What is expected:
Write out, precisely and in full, each line of the material.
::: Data shown
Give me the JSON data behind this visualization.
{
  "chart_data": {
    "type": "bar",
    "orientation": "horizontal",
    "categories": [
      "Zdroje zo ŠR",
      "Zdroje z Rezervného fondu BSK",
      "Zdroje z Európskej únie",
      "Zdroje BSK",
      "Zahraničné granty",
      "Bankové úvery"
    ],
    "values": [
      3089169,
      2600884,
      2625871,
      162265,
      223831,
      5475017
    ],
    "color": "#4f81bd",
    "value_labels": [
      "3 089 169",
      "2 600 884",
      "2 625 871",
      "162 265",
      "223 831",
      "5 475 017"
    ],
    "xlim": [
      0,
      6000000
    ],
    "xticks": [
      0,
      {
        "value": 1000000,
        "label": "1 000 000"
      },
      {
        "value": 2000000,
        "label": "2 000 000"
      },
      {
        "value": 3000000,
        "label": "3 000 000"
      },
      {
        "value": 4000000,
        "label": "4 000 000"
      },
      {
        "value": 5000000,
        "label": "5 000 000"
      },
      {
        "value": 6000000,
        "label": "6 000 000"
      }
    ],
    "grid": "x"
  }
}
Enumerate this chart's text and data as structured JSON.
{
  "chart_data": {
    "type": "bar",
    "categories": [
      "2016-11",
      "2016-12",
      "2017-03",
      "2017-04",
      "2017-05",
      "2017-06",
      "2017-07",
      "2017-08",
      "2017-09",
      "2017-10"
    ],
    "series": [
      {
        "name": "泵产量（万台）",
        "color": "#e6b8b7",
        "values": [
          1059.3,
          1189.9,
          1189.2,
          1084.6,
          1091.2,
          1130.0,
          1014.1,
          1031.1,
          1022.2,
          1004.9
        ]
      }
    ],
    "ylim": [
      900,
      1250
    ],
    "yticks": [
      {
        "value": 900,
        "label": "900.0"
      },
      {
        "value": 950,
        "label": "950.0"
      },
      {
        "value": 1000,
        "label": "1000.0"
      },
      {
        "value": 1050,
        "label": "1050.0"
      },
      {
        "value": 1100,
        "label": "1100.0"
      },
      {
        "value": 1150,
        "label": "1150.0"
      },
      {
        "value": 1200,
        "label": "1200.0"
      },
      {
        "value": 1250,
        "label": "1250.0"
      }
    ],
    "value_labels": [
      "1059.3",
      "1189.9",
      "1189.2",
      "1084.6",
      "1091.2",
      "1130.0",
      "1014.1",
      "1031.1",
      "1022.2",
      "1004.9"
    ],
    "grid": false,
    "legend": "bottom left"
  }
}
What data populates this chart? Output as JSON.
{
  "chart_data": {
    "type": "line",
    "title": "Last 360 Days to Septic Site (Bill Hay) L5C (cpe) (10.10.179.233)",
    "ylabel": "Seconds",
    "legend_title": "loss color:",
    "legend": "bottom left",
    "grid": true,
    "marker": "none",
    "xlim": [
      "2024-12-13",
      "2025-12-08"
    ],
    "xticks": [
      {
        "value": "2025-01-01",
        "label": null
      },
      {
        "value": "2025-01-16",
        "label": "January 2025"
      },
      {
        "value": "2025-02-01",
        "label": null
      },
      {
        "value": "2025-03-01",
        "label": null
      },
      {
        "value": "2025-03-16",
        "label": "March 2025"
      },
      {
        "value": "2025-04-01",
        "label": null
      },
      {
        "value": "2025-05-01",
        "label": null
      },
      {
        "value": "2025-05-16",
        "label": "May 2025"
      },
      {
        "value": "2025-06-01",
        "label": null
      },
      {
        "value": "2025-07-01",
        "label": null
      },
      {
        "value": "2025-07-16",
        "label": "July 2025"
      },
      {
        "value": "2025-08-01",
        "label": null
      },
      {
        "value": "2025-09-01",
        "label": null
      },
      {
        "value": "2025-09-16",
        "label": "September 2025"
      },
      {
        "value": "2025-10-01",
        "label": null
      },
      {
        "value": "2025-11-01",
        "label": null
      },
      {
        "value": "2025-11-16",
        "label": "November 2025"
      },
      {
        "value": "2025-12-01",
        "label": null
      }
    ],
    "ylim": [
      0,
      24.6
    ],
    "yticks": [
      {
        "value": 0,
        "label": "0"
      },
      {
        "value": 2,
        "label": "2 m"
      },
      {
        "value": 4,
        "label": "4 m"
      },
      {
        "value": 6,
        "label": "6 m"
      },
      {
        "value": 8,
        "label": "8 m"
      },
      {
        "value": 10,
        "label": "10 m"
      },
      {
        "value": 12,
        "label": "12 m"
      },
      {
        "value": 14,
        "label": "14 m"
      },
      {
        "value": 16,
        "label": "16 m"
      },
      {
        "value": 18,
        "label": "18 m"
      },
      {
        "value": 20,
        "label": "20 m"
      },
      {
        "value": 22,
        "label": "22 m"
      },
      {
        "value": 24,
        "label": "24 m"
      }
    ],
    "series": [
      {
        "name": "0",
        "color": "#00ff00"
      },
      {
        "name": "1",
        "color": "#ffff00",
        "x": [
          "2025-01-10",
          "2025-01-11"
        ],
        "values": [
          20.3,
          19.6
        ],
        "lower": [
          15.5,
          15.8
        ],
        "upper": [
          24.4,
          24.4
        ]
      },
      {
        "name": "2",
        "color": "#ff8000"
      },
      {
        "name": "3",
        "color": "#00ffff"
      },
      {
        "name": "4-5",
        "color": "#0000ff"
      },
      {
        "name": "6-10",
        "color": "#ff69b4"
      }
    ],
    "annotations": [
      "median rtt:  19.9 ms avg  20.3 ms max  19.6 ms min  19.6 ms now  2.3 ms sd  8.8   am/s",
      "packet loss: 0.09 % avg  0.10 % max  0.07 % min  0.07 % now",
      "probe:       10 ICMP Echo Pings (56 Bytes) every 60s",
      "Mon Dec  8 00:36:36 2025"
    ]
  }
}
::::::
Full solution:
Give me the JSON data behind this visualization.
{
  "chart_data": {
    "type": "bar",
    "orientation": "horizontal",
    "categories": [
      "Zdroje zo ŠR",
      "Zdroje z Rezervného fondu BSK",
      "Zdroje z Európskej únie",
      "Zdroje BSK",
      "Zahraničné granty",
      "Bankové úvery"
    ],
    "values": [
      3089169,
      2600884,
      2625871,
      162265,
      223831,
      5475017
    ],
    "color": "#4f81bd",
    "value_labels": [
      "3 089 169",
      "2 600 884",
      "2 625 871",
      "162 265",
      "223 831",
      "5 475 017"
    ],
    "xlim": [
      0,
      6000000
    ],
    "xticks": [
      0,
      {
        "value": 1000000,
        "label": "1 000 000"
      },
      {
        "value": 2000000,
        "label": "2 000 000"
      },
      {
        "value": 3000000,
        "label": "3 000 000"
      },
      {
        "value": 4000000,
        "label": "4 000 000"
      },
      {
        "value": 5000000,
        "label": "5 000 000"
      },
      {
        "value": 6000000,
        "label": "6 000 000"
      }
    ],
    "grid": "x"
  }
}
Enumerate this chart's text and data as structured JSON.
{
  "chart_data": {
    "type": "bar",
    "categories": [
      "2016-11",
      "2016-12",
      "2017-03",
      "2017-04",
      "2017-05",
      "2017-06",
      "2017-07",
      "2017-08",
      "2017-09",
      "2017-10"
    ],
    "series": [
      {
        "name": "泵产量（万台）",
        "color": "#e6b8b7",
        "values": [
          1059.3,
          1189.9,
          1189.2,
          1084.6,
          1091.2,
          1130.0,
          1014.1,
          1031.1,
          1022.2,
          1004.9
        ]
      }
    ],
    "ylim": [
      900,
      1250
    ],
    "yticks": [
      {
        "value": 900,
        "label": "900.0"
      },
      {
        "value": 950,
        "label": "950.0"
      },
      {
        "value": 1000,
        "label": "1000.0"
      },
      {
        "value": 1050,
        "label": "1050.0"
      },
      {
        "value": 1100,
        "label": "1100.0"
      },
      {
        "value": 1150,
        "label": "1150.0"
      },
      {
        "value": 1200,
        "label": "1200.0"
      },
      {
        "value": 1250,
        "label": "1250.0"
      }
    ],
    "value_labels": [
      "1059.3",
      "1189.9",
      "1189.2",
      "1084.6",
      "1091.2",
      "1130.0",
      "1014.1",
      "1031.1",
      "1022.2",
      "1004.9"
    ],
    "grid": false,
    "legend": "bottom left"
  }
}
What data populates this chart? Output as JSON.
{
  "chart_data": {
    "type": "line",
    "title": "Last 360 Days to Septic Site (Bill Hay) L5C (cpe) (10.10.179.233)",
    "ylabel": "Seconds",
    "legend_title": "loss color:",
    "legend": "bottom left",
    "grid": true,
    "marker": "none",
    "xlim": [
      "2024-12-13",
      "2025-12-08"
    ],
    "xticks": [
      {
        "value": "2025-01-01",
        "label": null
      },
      {
        "value": "2025-01-16",
        "label": "January 2025"
      },
      {
        "value": "2025-02-01",
        "label": null
      },
      {
        "value": "2025-03-01",
        "label": null
      },
      {
        "value": "2025-03-16",
        "label": "March 2025"
      },
      {
        "value": "2025-04-01",
        "label": null
      },
      {
        "value": "2025-05-01",
        "label": null
      },
      {
        "value": "2025-05-16",
        "label": "May 2025"
      },
      {
        "value": "2025-06-01",
        "label": null
      },
      {
        "value": "2025-07-01",
        "label": null
      },
      {
        "value": "2025-07-16",
        "label": "July 2025"
      },
      {
        "value": "2025-08-01",
        "label": null
      },
      {
        "value": "2025-09-01",
        "label": null
      },
      {
        "value": "2025-09-16",
        "label": "September 2025"
      },
      {
        "value": "2025-10-01",
        "label": null
      },
      {
        "value": "2025-11-01",
        "label": null
      },
      {
        "value": "2025-11-16",
        "label": "November 2025"
      },
      {
        "value": "2025-12-01",
        "label": null
      }
    ],
    "ylim": [
      0,
      24.6
    ],
    "yticks": [
      {
        "value": 0,
        "label": "0"
      },
      {
        "value": 2,
        "label": "2 m"
      },
      {
        "value": 4,
        "label": "4 m"
      },
      {
        "value": 6,
        "label": "6 m"
      },
      {
        "value": 8,
        "label": "8 m"
      },
      {
        "value": 10,
        "label": "10 m"
      },
      {
        "value": 12,
        "label": "12 m"
      },
      {
        "value": 14,
        "label": "14 m"
      },
      {
        "value": 16,
        "label": "16 m"
      },
      {
        "value": 18,
        "label": "18 m"
      },
      {
        "value": 20,
        "label": "20 m"
      },
      {
        "value": 22,
        "label": "22 m"
      },
      {
        "value": 24,
        "label": "24 m"
      }
    ],
    "series": [
      {
        "name": "0",
        "color": "#00ff00"
      },
      {
        "name": "1",
        "color": "#ffff00",
        "x": [
          "2025-01-10",
          "2025-01-11"
        ],
        "values": [
          20.3,
          19.6
        ],
        "lower": [
          15.5,
          15.8
        ],
        "upper": [
          24.4,
          24.4
        ]
      },
      {
        "name": "2",
        "color": "#ff8000"
      },
      {
        "name": "3",
        "color": "#00ffff"
      },
      {
        "name": "4-5",
        "color": "#0000ff"
      },
      {
        "name": "6-10",
        "color": "#ff69b4"
      }
    ],
    "annotations": [
      "median rtt:  19.9 ms avg  20.3 ms max  19.6 ms min  19.6 ms now  2.3 ms sd  8.8   am/s",
      "packet loss: 0.09 % avg  0.10 % max  0.07 % min  0.07 % now",
      "probe:       10 ICMP Echo Pings (56 Bytes) every 60s",
      "Mon Dec  8 00:36:36 2025"
    ]
  }
}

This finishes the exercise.